[Dataset content]
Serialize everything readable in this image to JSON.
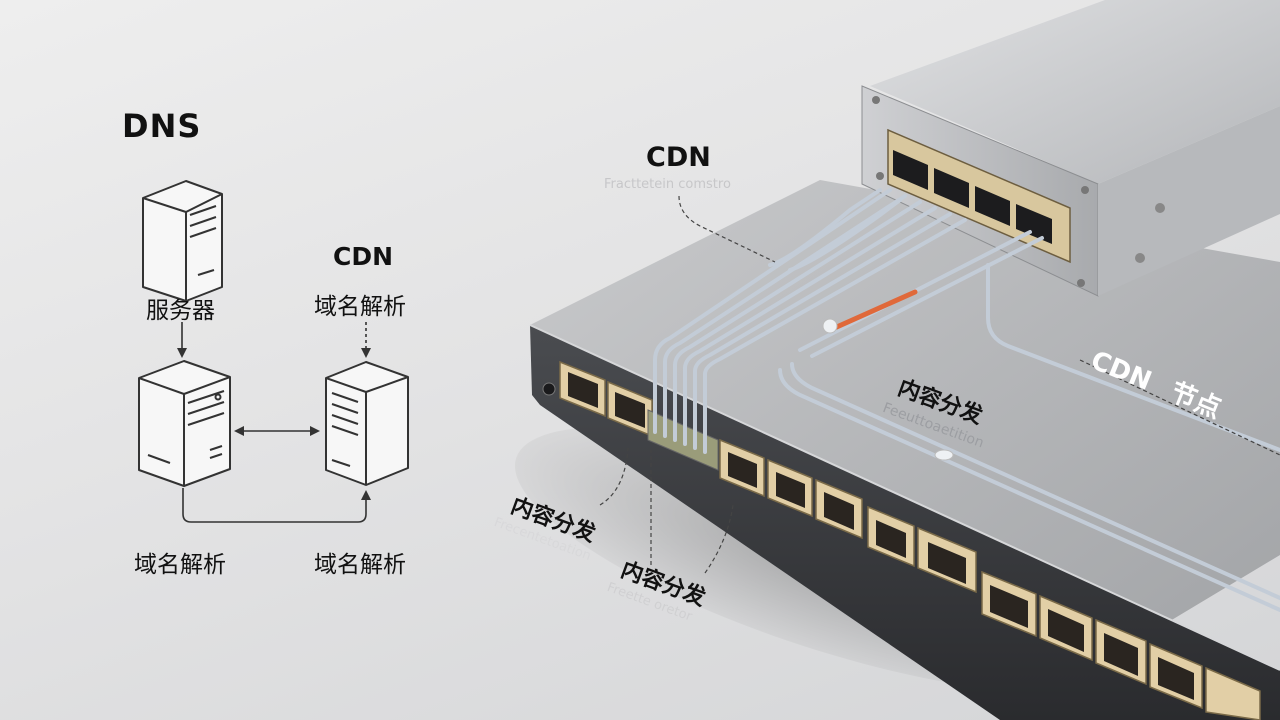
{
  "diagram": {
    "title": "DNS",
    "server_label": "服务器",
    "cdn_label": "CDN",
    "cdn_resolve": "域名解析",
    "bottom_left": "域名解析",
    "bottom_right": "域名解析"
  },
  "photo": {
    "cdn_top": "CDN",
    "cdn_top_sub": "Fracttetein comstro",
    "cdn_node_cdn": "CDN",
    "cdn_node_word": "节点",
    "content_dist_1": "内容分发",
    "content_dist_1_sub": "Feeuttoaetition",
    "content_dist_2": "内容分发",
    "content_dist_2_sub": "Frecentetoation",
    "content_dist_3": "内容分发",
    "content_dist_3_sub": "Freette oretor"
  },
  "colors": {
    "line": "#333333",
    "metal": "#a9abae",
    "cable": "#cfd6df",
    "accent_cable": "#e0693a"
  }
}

---

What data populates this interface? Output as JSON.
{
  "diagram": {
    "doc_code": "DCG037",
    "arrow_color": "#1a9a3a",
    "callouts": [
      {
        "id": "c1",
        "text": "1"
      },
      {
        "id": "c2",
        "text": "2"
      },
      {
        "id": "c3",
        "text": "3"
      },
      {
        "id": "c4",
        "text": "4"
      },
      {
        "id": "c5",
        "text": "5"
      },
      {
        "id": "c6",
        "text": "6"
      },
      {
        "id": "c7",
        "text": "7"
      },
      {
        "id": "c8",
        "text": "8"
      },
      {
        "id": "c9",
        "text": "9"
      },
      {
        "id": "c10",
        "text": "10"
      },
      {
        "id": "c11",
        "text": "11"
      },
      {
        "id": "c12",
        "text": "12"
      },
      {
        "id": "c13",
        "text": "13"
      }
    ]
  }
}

[What to produce] Show the lines where the word "内容分发" appears in the entries.

[Response]
    "content_dist_1": "内容分发",
    "content_dist_2": "内容分发",
    "content_dist_3": "内容分发",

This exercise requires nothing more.